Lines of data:
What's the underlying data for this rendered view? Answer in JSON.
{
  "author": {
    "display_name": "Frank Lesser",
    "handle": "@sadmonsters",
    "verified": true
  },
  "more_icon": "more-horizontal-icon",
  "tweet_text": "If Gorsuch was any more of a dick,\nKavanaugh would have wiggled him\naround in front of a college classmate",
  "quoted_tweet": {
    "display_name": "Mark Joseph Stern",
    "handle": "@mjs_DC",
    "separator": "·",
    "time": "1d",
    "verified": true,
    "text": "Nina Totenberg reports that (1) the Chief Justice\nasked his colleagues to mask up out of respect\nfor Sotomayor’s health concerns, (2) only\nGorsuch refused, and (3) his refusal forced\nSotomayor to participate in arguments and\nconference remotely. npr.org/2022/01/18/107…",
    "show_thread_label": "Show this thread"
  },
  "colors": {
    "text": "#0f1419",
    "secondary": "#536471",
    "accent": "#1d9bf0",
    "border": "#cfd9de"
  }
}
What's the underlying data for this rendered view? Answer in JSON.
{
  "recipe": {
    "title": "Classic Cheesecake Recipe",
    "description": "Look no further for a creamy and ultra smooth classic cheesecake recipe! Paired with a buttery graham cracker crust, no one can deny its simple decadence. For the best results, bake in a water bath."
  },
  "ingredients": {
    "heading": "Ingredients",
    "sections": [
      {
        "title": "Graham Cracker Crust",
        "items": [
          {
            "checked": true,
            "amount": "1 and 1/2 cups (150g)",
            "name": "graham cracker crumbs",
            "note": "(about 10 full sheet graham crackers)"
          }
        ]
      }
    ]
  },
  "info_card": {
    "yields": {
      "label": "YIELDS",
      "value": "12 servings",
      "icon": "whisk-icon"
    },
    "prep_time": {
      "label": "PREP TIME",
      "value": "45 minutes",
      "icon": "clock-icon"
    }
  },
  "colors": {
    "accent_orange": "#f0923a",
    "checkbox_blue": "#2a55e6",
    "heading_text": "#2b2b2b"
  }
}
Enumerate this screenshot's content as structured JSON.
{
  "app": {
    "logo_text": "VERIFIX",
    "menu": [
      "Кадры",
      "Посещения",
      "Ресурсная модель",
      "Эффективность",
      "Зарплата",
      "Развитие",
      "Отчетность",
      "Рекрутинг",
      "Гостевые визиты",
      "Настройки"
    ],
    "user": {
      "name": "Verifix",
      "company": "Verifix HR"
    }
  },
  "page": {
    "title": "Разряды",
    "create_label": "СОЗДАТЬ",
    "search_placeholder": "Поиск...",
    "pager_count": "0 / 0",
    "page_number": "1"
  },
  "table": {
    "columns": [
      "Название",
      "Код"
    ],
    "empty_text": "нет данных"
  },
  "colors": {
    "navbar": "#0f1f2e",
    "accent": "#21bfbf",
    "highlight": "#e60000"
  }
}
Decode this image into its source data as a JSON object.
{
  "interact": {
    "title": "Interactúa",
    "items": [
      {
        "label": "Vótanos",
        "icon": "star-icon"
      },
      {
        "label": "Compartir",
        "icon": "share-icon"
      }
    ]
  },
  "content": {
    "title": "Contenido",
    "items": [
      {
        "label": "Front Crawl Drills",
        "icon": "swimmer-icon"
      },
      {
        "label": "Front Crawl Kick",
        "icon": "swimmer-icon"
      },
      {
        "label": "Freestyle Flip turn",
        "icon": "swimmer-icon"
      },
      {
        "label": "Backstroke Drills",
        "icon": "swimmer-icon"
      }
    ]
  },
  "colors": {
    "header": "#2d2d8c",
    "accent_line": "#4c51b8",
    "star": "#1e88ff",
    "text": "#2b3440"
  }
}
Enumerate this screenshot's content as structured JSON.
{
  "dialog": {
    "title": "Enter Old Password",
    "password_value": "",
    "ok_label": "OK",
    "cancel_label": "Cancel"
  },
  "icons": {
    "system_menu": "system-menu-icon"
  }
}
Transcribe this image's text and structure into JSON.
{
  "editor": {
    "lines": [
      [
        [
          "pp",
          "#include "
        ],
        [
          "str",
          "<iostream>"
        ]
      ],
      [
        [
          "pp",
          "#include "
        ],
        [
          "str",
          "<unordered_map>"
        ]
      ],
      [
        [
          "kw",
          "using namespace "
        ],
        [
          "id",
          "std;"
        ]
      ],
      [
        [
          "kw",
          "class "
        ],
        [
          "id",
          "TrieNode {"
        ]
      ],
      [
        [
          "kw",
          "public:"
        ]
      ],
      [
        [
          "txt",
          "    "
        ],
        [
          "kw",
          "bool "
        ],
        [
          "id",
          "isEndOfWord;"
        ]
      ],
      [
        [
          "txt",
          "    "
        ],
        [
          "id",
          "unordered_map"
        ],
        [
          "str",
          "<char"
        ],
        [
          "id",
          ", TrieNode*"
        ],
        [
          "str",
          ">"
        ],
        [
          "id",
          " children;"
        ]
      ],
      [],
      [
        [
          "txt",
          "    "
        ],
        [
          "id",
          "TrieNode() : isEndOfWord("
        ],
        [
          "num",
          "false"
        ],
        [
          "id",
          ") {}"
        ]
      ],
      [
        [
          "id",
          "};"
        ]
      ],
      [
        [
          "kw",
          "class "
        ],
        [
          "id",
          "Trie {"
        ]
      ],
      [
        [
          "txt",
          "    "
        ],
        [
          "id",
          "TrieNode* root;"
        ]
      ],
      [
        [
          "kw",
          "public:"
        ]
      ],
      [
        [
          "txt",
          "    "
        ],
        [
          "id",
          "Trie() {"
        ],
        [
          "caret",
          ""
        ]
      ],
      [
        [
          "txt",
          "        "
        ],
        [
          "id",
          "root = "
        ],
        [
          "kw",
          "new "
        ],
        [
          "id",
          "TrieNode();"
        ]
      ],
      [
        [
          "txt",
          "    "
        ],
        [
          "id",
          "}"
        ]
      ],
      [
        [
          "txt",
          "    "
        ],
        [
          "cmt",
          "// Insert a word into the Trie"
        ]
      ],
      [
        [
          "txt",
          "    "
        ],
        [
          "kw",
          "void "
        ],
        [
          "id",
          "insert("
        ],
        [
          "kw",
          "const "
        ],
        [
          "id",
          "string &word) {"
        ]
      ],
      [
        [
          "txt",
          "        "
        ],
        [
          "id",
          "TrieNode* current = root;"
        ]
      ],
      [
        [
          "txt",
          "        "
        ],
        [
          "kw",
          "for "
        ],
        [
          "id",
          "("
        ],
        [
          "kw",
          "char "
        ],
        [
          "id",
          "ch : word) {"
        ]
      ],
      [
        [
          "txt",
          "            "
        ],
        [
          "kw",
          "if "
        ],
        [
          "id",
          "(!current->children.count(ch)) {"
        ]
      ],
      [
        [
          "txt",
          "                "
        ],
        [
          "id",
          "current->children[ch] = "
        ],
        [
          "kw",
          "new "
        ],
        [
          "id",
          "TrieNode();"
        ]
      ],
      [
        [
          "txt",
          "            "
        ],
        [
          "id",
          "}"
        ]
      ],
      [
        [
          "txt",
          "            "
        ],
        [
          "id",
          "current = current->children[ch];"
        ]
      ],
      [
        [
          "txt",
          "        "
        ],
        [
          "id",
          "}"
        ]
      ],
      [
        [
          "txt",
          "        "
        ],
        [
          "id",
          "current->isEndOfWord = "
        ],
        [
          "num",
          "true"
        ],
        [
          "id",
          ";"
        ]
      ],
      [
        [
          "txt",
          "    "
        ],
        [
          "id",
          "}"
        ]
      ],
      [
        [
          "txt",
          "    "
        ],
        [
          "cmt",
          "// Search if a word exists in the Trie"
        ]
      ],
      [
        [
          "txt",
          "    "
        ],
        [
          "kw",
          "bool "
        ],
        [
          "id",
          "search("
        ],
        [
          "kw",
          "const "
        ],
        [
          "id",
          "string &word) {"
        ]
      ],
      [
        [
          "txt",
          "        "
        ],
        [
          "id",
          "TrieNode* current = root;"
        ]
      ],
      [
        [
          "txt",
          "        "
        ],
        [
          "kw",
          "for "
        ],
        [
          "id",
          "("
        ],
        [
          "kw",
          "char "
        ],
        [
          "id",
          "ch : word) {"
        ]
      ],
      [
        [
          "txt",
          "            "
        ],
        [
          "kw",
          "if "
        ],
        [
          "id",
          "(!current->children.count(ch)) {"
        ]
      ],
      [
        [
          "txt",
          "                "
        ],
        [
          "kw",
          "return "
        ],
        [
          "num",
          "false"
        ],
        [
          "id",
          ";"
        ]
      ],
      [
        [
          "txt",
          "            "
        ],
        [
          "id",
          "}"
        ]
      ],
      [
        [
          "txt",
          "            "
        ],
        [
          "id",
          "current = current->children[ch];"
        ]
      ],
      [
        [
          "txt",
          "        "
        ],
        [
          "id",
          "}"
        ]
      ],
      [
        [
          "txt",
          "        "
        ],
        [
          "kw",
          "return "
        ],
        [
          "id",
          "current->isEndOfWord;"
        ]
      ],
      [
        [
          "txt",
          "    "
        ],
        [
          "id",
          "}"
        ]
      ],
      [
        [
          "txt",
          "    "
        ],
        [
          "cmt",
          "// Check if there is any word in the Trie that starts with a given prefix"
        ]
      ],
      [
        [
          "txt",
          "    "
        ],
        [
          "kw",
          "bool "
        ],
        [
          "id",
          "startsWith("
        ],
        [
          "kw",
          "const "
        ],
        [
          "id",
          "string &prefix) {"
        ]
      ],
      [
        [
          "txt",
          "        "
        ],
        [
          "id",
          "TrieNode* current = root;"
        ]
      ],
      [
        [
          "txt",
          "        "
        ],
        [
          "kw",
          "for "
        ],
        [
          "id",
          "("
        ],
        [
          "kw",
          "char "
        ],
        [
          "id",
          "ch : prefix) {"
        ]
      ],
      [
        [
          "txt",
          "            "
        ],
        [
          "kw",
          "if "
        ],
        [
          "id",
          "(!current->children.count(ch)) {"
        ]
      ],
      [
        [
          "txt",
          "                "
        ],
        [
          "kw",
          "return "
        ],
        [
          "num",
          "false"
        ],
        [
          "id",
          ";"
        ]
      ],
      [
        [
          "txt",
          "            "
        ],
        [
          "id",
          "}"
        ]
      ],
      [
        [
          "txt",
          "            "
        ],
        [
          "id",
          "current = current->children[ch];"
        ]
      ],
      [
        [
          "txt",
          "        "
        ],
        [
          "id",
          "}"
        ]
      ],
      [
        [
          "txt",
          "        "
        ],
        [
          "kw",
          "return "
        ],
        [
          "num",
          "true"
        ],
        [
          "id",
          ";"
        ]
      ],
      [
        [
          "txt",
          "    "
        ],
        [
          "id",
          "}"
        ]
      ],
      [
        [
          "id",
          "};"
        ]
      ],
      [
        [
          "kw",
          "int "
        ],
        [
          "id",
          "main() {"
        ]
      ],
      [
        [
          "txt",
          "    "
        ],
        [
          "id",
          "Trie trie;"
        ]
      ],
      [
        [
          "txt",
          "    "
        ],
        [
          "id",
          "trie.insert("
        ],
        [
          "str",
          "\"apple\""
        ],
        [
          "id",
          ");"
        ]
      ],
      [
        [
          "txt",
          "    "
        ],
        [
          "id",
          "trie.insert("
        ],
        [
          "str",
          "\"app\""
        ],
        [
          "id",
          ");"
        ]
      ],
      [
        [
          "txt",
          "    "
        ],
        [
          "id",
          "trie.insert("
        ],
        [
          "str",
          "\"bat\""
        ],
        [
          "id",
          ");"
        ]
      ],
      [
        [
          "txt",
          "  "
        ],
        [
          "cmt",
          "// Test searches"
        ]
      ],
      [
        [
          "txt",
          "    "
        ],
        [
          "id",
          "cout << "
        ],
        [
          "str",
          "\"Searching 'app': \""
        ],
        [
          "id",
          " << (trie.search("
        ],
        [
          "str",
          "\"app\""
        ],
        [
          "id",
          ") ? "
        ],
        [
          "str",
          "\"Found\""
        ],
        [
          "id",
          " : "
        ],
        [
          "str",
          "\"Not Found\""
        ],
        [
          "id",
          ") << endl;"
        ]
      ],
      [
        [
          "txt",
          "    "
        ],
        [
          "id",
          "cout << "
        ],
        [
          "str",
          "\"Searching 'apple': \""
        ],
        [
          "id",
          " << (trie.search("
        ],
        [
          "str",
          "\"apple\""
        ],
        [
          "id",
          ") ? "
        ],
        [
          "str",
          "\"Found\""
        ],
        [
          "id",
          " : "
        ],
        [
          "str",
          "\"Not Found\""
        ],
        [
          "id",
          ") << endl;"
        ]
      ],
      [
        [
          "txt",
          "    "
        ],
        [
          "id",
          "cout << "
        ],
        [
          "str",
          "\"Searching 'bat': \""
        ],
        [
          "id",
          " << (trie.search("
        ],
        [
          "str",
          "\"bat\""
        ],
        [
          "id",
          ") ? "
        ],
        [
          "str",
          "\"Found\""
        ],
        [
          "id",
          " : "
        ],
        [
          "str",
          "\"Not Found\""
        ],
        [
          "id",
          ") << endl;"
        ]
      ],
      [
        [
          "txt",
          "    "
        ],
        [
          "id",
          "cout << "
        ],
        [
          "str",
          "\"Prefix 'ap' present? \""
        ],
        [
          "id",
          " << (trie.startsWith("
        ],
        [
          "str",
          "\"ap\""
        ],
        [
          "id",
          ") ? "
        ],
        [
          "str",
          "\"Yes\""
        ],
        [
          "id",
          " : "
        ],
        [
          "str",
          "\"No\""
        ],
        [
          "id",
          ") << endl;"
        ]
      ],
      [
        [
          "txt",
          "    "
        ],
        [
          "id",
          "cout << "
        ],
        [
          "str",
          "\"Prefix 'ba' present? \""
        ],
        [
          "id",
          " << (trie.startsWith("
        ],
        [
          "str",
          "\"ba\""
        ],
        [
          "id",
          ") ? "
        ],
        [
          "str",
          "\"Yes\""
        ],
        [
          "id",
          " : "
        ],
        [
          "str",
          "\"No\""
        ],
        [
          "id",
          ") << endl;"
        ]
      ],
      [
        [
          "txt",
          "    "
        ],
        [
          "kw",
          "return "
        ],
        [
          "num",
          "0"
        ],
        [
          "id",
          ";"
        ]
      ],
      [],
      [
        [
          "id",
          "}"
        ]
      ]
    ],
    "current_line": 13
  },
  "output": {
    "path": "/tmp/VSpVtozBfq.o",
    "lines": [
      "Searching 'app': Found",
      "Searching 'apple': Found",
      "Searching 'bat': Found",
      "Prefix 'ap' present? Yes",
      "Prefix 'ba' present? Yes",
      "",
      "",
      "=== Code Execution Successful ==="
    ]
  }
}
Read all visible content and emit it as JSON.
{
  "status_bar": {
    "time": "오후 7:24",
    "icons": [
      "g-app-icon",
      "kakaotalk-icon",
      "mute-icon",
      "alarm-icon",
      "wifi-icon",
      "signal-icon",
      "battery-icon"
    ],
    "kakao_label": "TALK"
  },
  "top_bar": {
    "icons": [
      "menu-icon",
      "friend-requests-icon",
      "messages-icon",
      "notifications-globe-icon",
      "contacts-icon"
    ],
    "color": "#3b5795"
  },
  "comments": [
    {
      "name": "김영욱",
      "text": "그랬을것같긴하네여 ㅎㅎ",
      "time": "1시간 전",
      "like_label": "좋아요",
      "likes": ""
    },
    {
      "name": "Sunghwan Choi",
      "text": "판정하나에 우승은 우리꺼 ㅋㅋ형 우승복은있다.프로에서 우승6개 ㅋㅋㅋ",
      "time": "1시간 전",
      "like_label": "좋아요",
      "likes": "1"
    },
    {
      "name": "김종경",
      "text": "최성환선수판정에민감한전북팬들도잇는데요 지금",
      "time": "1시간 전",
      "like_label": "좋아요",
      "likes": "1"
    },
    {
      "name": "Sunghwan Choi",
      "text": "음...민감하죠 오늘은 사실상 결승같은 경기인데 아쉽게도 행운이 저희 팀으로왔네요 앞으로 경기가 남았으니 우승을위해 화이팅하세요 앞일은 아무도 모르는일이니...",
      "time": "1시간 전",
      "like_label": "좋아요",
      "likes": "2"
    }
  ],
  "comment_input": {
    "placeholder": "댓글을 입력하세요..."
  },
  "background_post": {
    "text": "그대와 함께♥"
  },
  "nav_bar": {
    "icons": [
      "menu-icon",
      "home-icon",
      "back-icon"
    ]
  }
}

> THE EXERCISE
Pull out every line above that holds the word "true".

> OUTPUT FOR THIS EXERCISE
    "verified": true
    "verified": true,
            "checked": true,
          "true"
          "true"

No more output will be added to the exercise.